[Dataset records]
++++++
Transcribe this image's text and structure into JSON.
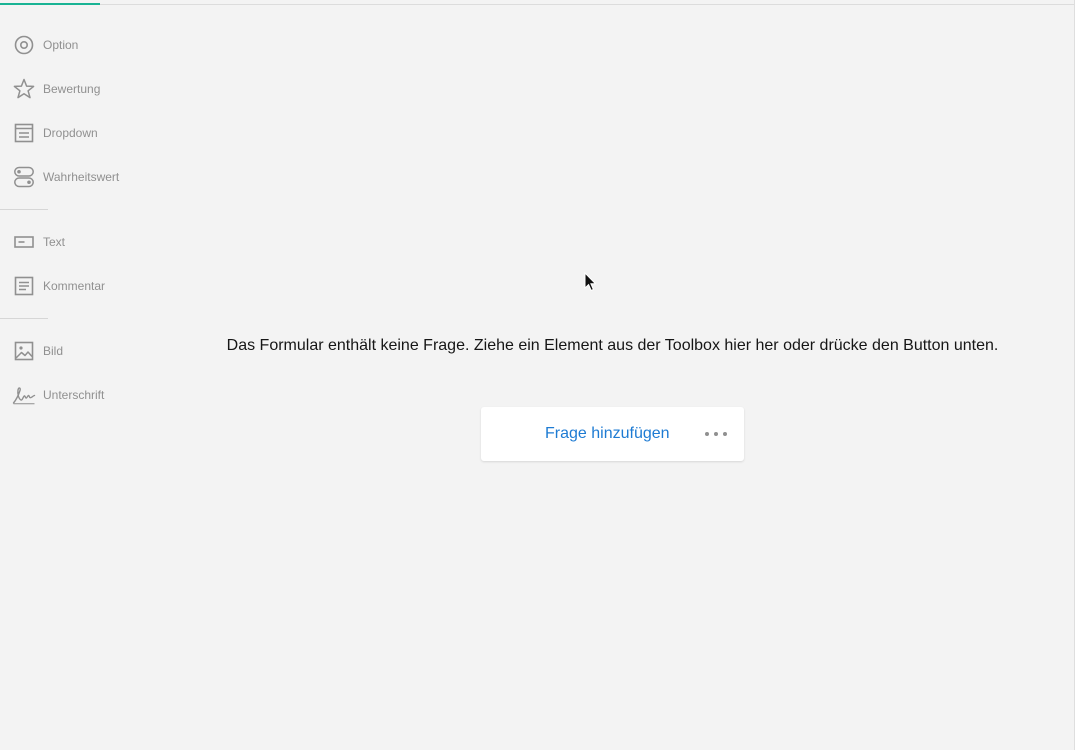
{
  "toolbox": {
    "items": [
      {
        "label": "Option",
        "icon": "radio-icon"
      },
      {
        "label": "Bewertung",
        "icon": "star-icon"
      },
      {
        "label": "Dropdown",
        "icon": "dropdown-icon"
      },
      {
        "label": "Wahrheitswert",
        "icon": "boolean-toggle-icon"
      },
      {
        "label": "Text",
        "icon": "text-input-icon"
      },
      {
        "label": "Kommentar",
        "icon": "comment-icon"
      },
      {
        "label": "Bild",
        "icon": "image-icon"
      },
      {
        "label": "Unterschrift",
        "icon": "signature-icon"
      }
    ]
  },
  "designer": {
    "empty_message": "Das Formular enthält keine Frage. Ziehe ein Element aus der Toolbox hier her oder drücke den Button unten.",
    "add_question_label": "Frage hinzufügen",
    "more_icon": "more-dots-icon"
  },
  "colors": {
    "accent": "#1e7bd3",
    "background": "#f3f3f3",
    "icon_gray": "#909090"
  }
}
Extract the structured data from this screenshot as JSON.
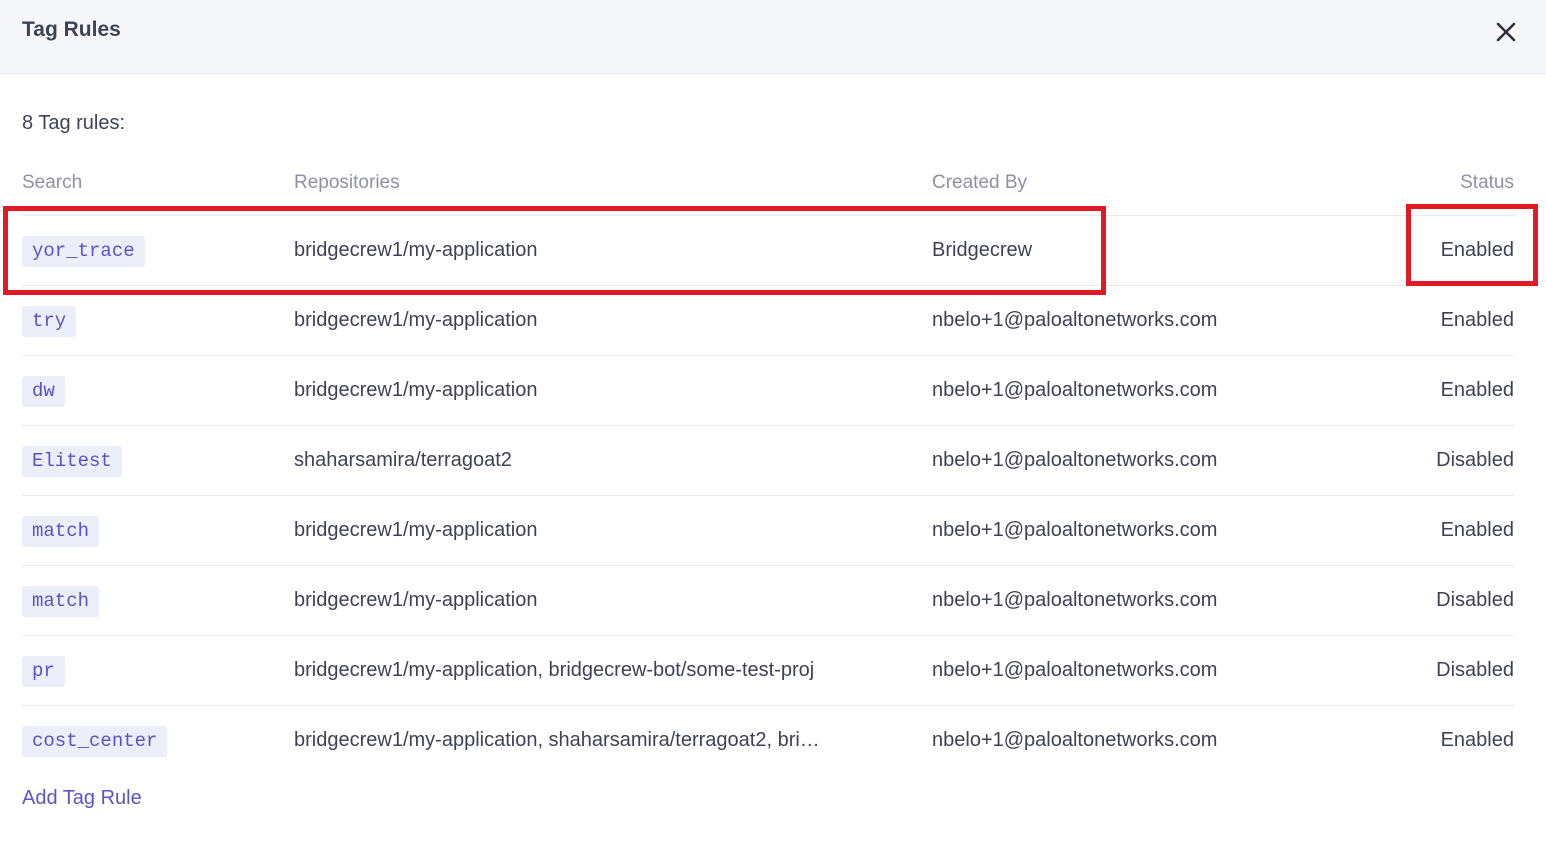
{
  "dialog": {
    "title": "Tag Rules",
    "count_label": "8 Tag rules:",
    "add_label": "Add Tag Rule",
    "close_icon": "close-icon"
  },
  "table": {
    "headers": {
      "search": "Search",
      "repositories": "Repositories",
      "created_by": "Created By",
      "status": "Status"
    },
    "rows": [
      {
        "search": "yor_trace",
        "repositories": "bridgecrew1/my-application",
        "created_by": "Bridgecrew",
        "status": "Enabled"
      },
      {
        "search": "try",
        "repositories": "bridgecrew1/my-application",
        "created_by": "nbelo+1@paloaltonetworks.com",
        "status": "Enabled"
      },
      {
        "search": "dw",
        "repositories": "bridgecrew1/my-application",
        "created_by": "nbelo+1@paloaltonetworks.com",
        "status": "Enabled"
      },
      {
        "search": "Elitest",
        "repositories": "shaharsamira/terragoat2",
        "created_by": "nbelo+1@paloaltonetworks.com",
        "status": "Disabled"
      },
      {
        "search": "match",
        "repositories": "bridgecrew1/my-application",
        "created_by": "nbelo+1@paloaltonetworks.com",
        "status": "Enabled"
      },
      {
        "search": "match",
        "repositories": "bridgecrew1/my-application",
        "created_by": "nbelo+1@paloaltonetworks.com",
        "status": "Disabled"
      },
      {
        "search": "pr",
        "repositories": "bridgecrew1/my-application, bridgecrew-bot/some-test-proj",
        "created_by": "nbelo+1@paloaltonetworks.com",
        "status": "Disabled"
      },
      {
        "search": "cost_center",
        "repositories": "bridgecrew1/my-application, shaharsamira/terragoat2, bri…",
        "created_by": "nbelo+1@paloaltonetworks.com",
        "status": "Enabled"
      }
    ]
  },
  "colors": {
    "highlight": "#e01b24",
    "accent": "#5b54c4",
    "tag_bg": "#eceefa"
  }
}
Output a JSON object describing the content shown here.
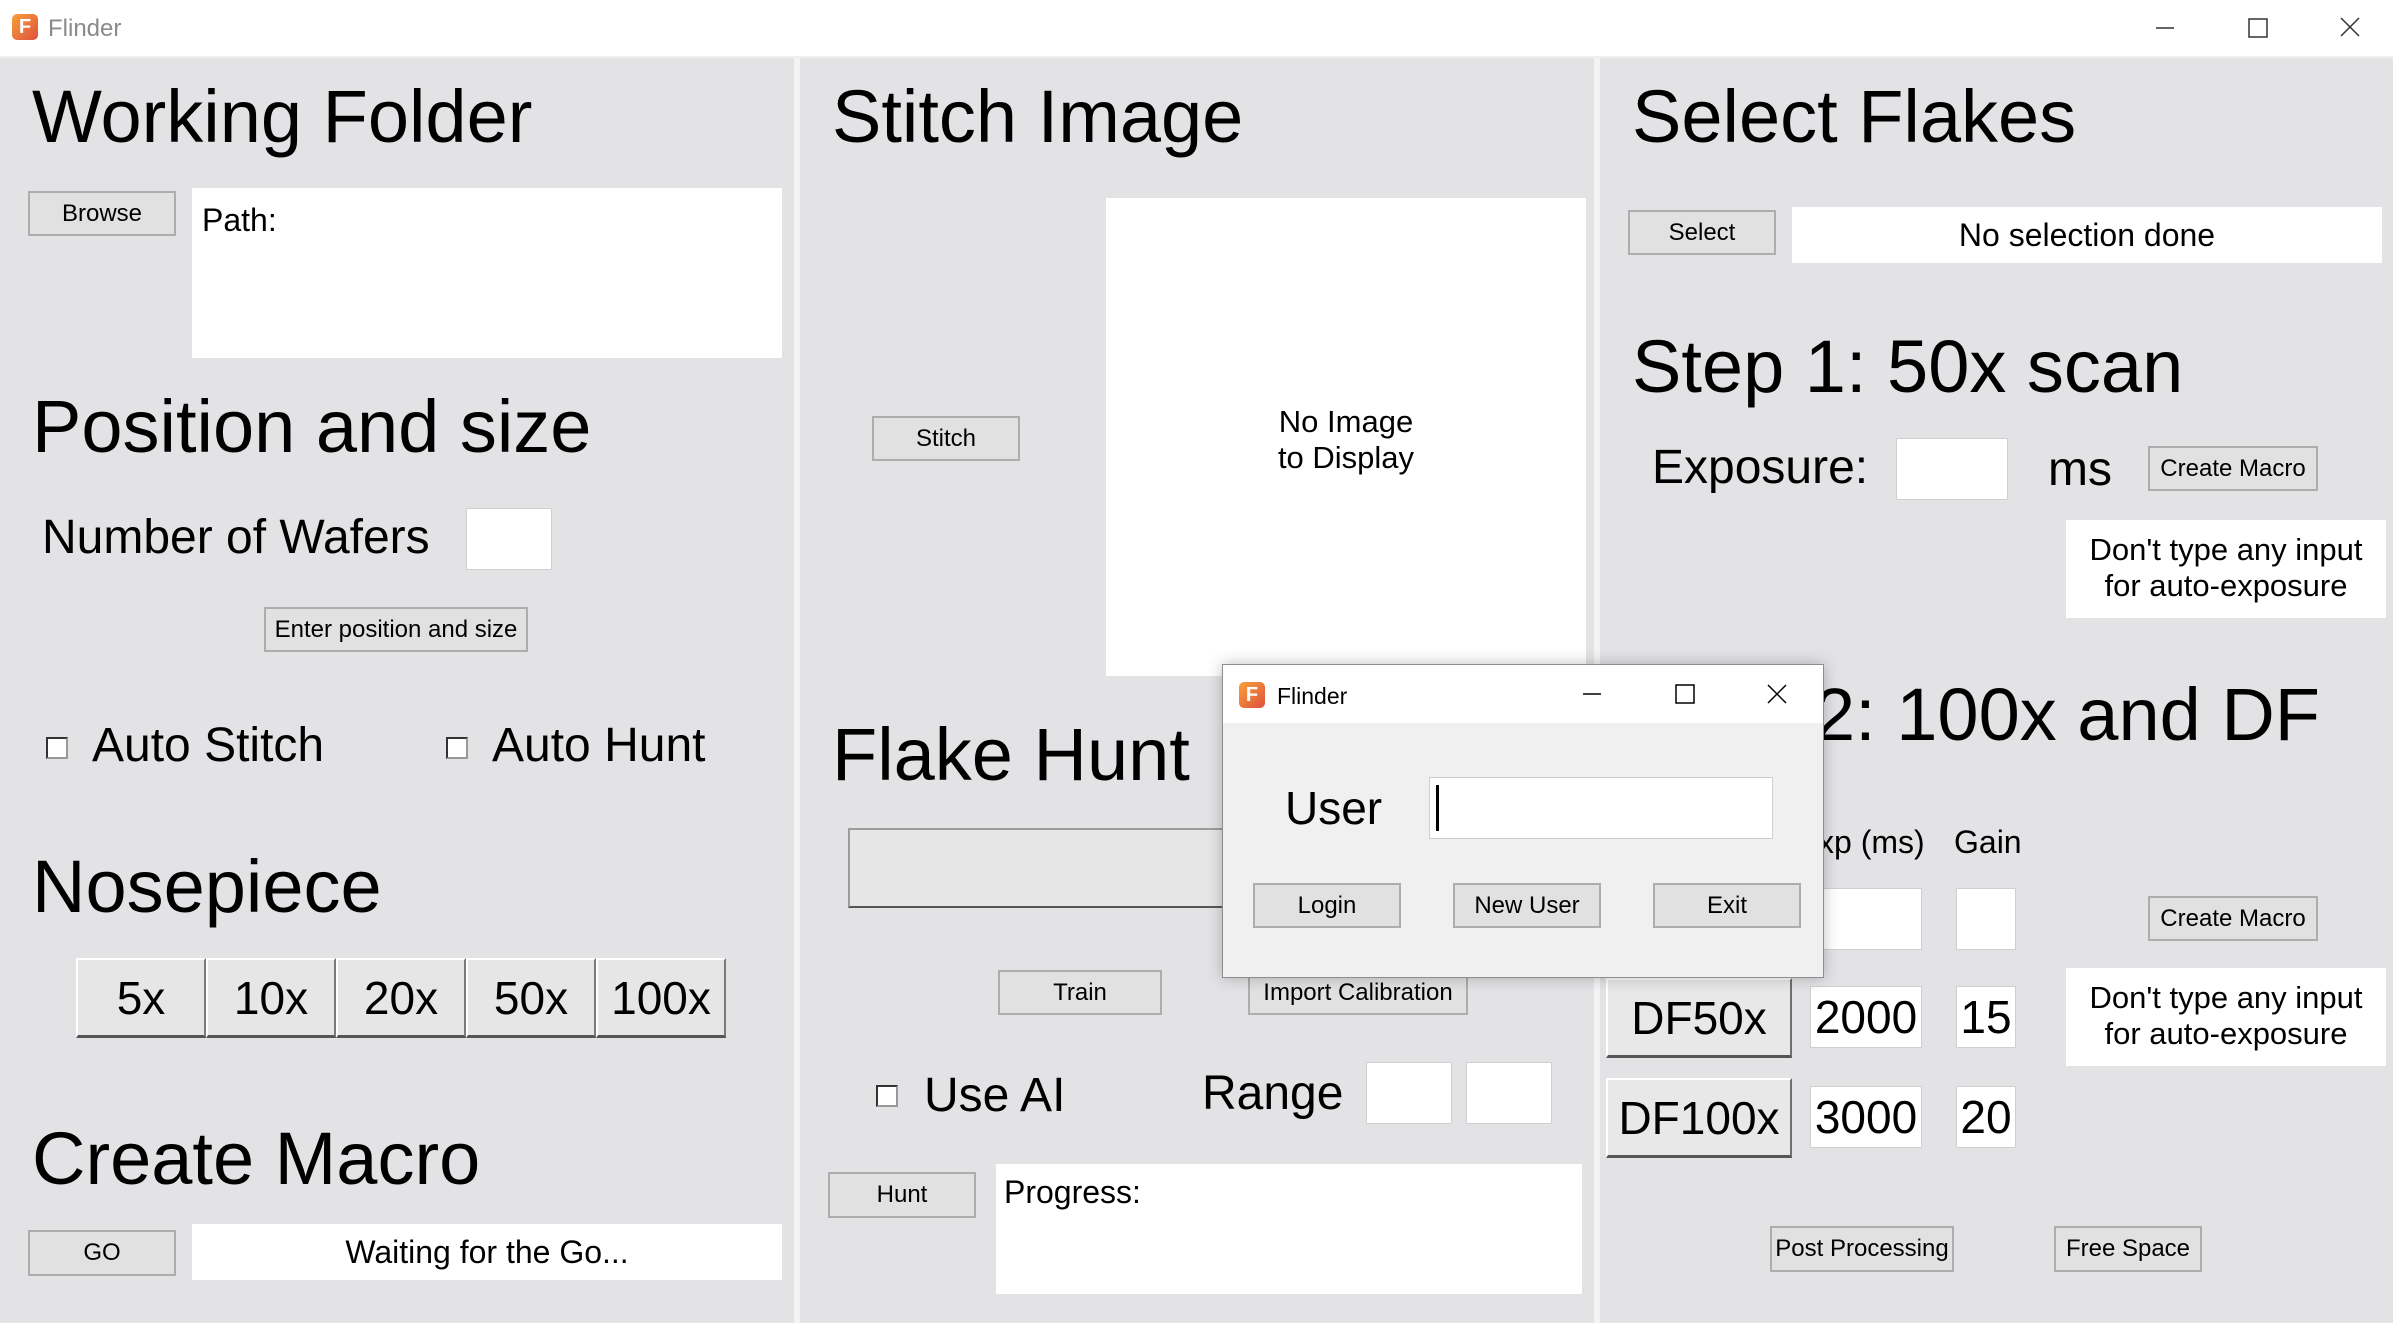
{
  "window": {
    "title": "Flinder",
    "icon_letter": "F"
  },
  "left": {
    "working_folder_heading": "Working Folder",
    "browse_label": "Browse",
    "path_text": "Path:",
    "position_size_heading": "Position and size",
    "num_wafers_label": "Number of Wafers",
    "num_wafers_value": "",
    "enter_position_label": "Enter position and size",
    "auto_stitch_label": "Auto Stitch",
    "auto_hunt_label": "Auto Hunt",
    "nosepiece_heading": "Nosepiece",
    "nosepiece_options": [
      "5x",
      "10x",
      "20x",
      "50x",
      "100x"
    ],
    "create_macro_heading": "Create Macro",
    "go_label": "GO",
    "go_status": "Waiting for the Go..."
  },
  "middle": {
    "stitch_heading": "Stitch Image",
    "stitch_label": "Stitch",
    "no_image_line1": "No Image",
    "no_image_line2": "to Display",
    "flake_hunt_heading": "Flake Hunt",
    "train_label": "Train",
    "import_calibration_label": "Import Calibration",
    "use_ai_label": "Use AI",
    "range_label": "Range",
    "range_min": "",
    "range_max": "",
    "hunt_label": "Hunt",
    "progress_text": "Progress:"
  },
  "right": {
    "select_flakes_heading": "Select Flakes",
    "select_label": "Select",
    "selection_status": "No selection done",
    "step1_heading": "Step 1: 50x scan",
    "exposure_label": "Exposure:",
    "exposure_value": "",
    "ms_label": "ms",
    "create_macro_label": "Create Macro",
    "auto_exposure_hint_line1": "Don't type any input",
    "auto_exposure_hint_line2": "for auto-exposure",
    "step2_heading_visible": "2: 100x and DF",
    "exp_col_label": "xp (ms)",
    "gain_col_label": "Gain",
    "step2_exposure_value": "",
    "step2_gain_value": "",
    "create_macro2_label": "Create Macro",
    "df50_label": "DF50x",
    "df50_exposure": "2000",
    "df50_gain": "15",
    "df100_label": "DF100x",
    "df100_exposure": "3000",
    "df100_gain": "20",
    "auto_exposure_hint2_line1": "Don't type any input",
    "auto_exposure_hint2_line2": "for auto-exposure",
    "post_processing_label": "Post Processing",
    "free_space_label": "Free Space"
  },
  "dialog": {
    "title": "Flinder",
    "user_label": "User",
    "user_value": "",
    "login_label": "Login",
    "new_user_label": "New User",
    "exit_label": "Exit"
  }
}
++++++
| PROBLEM TO WORK ON |
Except for the pictures, give all the material above again verbatim.

| IN RESPONSE |
Transcribe this image's text and structure into JSON.
{
  "toolbox": {
    "items": [
      {
        "label": "Option",
        "icon": "radio-icon"
      },
      {
        "label": "Bewertung",
        "icon": "star-icon"
      },
      {
        "label": "Dropdown",
        "icon": "dropdown-icon"
      },
      {
        "label": "Wahrheitswert",
        "icon": "boolean-toggle-icon"
      },
      {
        "label": "Text",
        "icon": "text-input-icon"
      },
      {
        "label": "Kommentar",
        "icon": "comment-icon"
      },
      {
        "label": "Bild",
        "icon": "image-icon"
      },
      {
        "label": "Unterschrift",
        "icon": "signature-icon"
      }
    ]
  },
  "designer": {
    "empty_message": "Das Formular enthält keine Frage. Ziehe ein Element aus der Toolbox hier her oder drücke den Button unten.",
    "add_question_label": "Frage hinzufügen",
    "more_icon": "more-dots-icon"
  },
  "colors": {
    "accent": "#1e7bd3",
    "background": "#f3f3f3",
    "icon_gray": "#909090"
  }
}
Extract the structured data from this screenshot as JSON.
{
  "dialog": {
    "title": "Tag Rules",
    "count_label": "8 Tag rules:",
    "add_label": "Add Tag Rule",
    "close_icon": "close-icon"
  },
  "table": {
    "headers": {
      "search": "Search",
      "repositories": "Repositories",
      "created_by": "Created By",
      "status": "Status"
    },
    "rows": [
      {
        "search": "yor_trace",
        "repositories": "bridgecrew1/my-application",
        "created_by": "Bridgecrew",
        "status": "Enabled"
      },
      {
        "search": "try",
        "repositories": "bridgecrew1/my-application",
        "created_by": "nbelo+1@paloaltonetworks.com",
        "status": "Enabled"
      },
      {
        "search": "dw",
        "repositories": "bridgecrew1/my-application",
        "created_by": "nbelo+1@paloaltonetworks.com",
        "status": "Enabled"
      },
      {
        "search": "Elitest",
        "repositories": "shaharsamira/terragoat2",
        "created_by": "nbelo+1@paloaltonetworks.com",
        "status": "Disabled"
      },
      {
        "search": "match",
        "repositories": "bridgecrew1/my-application",
        "created_by": "nbelo+1@paloaltonetworks.com",
        "status": "Enabled"
      },
      {
        "search": "match",
        "repositories": "bridgecrew1/my-application",
        "created_by": "nbelo+1@paloaltonetworks.com",
        "status": "Disabled"
      },
      {
        "search": "pr",
        "repositories": "bridgecrew1/my-application, bridgecrew-bot/some-test-proj",
        "created_by": "nbelo+1@paloaltonetworks.com",
        "status": "Disabled"
      },
      {
        "search": "cost_center",
        "repositories": "bridgecrew1/my-application, shaharsamira/terragoat2, bri…",
        "created_by": "nbelo+1@paloaltonetworks.com",
        "status": "Enabled"
      }
    ]
  },
  "colors": {
    "highlight": "#e01b24",
    "accent": "#5b54c4",
    "tag_bg": "#eceefa"
  }
}
Output a JSON object describing the content shown here.
{
  "window": {
    "title": "Flinder",
    "icon_letter": "F"
  },
  "left": {
    "working_folder_heading": "Working Folder",
    "browse_label": "Browse",
    "path_text": "Path:",
    "position_size_heading": "Position and size",
    "num_wafers_label": "Number of Wafers",
    "num_wafers_value": "",
    "enter_position_label": "Enter position and size",
    "auto_stitch_label": "Auto Stitch",
    "auto_hunt_label": "Auto Hunt",
    "nosepiece_heading": "Nosepiece",
    "nosepiece_options": [
      "5x",
      "10x",
      "20x",
      "50x",
      "100x"
    ],
    "create_macro_heading": "Create Macro",
    "go_label": "GO",
    "go_status": "Waiting for the Go..."
  },
  "middle": {
    "stitch_heading": "Stitch Image",
    "stitch_label": "Stitch",
    "no_image_line1": "No Image",
    "no_image_line2": "to Display",
    "flake_hunt_heading": "Flake Hunt",
    "train_label": "Train",
    "import_calibration_label": "Import Calibration",
    "use_ai_label": "Use AI",
    "range_label": "Range",
    "range_min": "",
    "range_max": "",
    "hunt_label": "Hunt",
    "progress_text": "Progress:"
  },
  "right": {
    "select_flakes_heading": "Select Flakes",
    "select_label": "Select",
    "selection_status": "No selection done",
    "step1_heading": "Step 1: 50x scan",
    "exposure_label": "Exposure:",
    "exposure_value": "",
    "ms_label": "ms",
    "create_macro_label": "Create Macro",
    "auto_exposure_hint_line1": "Don't type any input",
    "auto_exposure_hint_line2": "for auto-exposure",
    "step2_heading_visible": "2: 100x and DF",
    "exp_col_label": "xp (ms)",
    "gain_col_label": "Gain",
    "step2_exposure_value": "",
    "step2_gain_value": "",
    "create_macro2_label": "Create Macro",
    "df50_label": "DF50x",
    "df50_exposure": "2000",
    "df50_gain": "15",
    "df100_label": "DF100x",
    "df100_exposure": "3000",
    "df100_gain": "20",
    "auto_exposure_hint2_line1": "Don't type any input",
    "auto_exposure_hint2_line2": "for auto-exposure",
    "post_processing_label": "Post Processing",
    "free_space_label": "Free Space"
  },
  "dialog": {
    "title": "Flinder",
    "user_label": "User",
    "user_value": "",
    "login_label": "Login",
    "new_user_label": "New User",
    "exit_label": "Exit"
  }
}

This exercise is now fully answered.